Short task. Reproduce the material in full, exactly as written.

Part of a data file:

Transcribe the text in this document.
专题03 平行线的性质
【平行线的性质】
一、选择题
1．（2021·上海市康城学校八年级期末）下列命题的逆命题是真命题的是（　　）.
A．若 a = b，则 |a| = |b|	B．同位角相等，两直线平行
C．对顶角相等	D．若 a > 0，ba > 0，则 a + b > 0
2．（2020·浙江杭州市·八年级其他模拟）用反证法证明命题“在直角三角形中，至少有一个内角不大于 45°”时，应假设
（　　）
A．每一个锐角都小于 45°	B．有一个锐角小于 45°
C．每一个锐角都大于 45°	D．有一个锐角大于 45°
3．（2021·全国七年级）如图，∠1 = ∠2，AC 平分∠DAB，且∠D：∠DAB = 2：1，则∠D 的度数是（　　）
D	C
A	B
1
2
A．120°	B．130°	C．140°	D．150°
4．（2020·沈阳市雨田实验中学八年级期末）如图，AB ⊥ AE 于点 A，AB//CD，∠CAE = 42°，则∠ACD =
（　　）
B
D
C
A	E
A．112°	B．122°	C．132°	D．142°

Reply.
Transcribe the text in this document.
专题03 平行线的性质
【平行线的性质】
一、选择题
1．（2021·上海市康城学校八年级期末）下列命题的逆命题是真命题的是（　　）.
A．若 a = b，则 |a| = |b|	B．同位角相等，两直线平行
C．对顶角相等	D．若 a > 0，ba > 0，则 a + b > 0
2．（2020·浙江杭州市·八年级其他模拟）用反证法证明命题“在直角三角形中，至少有一个内角不大于 45°”时，应假设
（　　）
A．每一个锐角都小于 45°	B．有一个锐角小于 45°
C．每一个锐角都大于 45°	D．有一个锐角大于 45°
3．（2021·全国七年级）如图，∠1 = ∠2，AC 平分∠DAB，且∠D：∠DAB = 2：1，则∠D 的度数是（　　）
D	C
A	B
1
2
A．120°	B．130°	C．140°	D．150°
4．（2020·沈阳市雨田实验中学八年级期末）如图，AB ⊥ AE 于点 A，AB//CD，∠CAE = 42°，则∠ACD =
（　　）
B
D
C
A	E
A．112°	B．122°	C．132°	D．142°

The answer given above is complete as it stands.